## EXERCISE DATA:

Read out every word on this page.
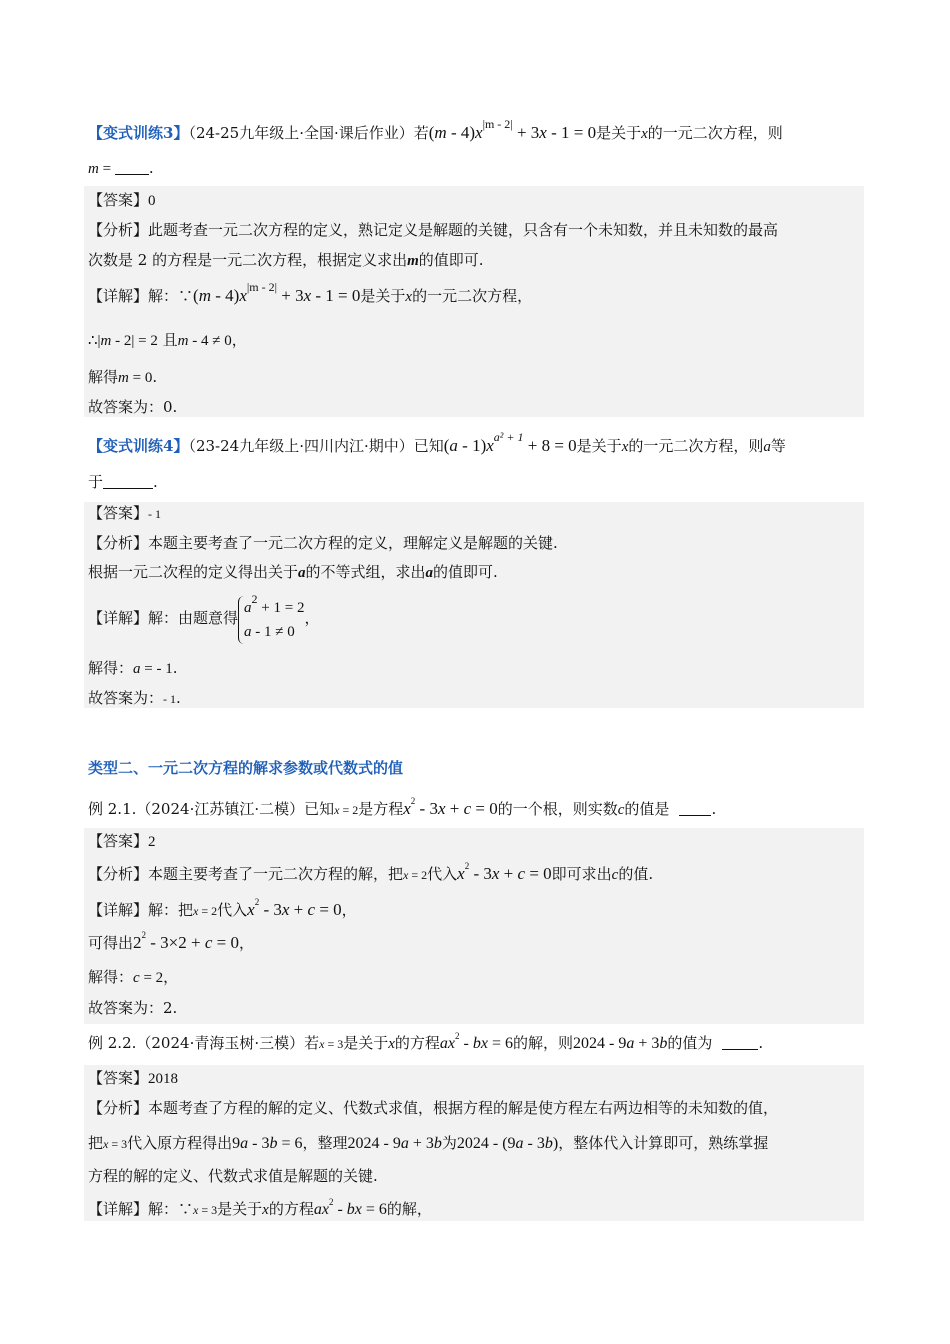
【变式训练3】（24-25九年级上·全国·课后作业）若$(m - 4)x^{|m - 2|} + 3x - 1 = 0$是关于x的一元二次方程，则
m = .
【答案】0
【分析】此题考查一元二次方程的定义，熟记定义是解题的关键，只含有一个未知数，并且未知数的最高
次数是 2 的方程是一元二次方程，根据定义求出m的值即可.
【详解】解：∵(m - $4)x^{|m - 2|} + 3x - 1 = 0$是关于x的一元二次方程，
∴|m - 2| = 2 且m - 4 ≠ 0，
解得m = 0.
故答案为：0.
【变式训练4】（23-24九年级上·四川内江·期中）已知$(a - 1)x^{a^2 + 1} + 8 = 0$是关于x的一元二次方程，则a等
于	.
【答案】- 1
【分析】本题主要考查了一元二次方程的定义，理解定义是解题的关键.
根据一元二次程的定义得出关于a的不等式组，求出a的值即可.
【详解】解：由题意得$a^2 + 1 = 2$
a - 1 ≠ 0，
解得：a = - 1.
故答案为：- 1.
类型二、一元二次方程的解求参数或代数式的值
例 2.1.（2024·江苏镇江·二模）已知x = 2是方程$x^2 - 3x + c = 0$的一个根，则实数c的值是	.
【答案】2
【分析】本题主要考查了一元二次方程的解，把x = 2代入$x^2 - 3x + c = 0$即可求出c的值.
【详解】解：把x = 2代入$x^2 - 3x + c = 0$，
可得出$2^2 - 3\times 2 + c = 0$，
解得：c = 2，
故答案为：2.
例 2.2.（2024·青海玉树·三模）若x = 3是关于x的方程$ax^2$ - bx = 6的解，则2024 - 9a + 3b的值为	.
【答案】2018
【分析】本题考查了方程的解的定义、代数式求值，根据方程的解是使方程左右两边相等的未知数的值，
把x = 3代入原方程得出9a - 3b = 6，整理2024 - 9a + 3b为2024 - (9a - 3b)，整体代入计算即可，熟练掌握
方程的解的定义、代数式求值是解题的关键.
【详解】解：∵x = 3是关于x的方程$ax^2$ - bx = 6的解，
==
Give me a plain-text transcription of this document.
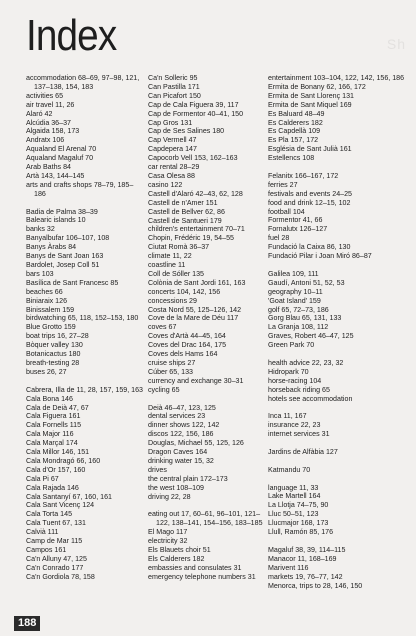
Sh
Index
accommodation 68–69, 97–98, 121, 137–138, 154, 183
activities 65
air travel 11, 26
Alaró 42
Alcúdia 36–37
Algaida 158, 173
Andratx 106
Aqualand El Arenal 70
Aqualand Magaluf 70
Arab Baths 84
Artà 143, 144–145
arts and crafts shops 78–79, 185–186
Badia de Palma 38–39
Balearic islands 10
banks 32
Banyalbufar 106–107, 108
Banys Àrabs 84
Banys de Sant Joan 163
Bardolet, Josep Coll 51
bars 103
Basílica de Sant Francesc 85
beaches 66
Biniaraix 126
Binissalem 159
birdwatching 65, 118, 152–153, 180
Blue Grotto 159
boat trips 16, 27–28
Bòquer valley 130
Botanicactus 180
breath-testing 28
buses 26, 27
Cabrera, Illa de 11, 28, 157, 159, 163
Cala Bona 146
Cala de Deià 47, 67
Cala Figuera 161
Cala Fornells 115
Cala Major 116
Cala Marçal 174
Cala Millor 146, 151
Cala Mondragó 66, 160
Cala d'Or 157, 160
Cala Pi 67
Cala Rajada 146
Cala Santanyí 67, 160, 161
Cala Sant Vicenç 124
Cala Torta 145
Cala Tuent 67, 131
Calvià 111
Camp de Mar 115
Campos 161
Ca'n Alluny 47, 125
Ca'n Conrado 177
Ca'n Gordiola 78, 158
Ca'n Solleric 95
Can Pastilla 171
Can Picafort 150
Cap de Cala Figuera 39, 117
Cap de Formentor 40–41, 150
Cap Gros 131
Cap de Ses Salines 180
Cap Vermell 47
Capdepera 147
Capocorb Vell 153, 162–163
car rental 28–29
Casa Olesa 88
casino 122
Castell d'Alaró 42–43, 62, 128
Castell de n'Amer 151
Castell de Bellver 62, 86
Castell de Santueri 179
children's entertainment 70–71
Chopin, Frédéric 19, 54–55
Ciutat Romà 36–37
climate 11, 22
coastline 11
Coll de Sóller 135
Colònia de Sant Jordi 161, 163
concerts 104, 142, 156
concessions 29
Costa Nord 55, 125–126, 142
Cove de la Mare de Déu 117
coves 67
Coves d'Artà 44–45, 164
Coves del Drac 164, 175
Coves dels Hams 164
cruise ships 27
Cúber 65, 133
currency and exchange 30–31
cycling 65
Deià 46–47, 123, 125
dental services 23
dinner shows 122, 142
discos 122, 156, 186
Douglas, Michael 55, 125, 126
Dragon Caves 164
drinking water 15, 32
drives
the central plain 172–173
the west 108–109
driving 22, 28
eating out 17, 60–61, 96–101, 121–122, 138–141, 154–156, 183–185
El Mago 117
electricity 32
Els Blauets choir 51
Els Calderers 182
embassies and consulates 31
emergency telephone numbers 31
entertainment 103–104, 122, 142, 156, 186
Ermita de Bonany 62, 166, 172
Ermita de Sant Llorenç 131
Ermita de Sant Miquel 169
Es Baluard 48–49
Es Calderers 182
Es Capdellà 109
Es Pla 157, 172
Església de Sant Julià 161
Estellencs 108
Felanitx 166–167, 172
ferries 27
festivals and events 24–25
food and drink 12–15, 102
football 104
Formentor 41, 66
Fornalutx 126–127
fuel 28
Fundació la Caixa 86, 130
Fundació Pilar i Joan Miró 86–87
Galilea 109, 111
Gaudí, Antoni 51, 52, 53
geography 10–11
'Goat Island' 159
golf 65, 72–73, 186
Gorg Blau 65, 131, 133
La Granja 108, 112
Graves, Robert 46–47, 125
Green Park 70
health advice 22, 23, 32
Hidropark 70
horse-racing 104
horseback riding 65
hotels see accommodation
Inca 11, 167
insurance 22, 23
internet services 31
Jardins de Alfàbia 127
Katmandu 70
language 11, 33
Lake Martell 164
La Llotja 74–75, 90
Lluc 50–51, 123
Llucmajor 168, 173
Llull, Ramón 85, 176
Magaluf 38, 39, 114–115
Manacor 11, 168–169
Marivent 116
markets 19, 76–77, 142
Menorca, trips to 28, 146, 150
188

## SET EXERCISE:
Report how many lines contain "this". Give nothing but the number.

## TASK RESULT:
2